** start of Task data **

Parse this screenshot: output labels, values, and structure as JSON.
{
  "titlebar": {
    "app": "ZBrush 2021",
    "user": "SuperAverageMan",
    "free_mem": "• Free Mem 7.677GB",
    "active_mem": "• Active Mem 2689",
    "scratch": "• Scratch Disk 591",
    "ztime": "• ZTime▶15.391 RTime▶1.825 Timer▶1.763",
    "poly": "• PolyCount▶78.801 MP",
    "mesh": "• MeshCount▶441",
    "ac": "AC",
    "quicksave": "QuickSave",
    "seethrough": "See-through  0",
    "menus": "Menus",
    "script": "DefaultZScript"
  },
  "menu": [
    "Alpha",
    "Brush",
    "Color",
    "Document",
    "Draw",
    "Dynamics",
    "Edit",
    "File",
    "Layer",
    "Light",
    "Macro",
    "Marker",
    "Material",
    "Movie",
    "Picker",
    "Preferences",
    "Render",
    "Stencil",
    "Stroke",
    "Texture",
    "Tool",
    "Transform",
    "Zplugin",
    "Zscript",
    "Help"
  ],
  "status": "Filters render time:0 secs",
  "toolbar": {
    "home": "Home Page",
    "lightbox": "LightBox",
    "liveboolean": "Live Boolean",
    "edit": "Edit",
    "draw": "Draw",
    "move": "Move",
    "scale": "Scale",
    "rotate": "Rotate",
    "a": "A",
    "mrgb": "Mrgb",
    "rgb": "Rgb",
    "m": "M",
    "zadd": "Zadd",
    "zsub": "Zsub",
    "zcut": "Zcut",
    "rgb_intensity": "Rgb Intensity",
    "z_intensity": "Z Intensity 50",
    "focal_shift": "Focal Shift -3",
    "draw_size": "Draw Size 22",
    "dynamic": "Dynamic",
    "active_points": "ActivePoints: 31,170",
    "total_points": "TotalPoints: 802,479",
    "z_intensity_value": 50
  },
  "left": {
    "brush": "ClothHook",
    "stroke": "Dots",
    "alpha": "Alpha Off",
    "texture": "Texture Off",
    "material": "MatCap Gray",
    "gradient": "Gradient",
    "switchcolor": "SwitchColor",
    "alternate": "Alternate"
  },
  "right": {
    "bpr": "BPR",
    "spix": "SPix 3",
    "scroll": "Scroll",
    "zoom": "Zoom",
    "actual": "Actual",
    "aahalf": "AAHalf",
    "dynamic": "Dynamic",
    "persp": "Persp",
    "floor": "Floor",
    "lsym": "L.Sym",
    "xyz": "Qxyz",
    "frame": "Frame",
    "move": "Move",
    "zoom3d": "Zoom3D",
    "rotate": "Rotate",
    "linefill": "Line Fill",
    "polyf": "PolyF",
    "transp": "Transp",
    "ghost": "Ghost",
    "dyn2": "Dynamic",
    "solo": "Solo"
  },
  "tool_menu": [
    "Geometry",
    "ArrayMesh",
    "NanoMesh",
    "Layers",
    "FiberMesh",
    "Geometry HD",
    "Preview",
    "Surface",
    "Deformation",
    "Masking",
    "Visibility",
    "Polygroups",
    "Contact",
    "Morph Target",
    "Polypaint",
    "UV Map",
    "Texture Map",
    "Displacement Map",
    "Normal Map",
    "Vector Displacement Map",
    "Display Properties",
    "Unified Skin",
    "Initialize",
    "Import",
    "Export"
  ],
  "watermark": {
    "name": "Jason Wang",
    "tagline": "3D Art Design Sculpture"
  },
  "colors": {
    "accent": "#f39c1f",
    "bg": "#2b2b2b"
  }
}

** end of Task data **

What needs to be done:
From the entries above, select each line containing the string "Texture".

Solution to this problem:
    "Texture",
    "texture": "Texture Off",
    "Texture Map",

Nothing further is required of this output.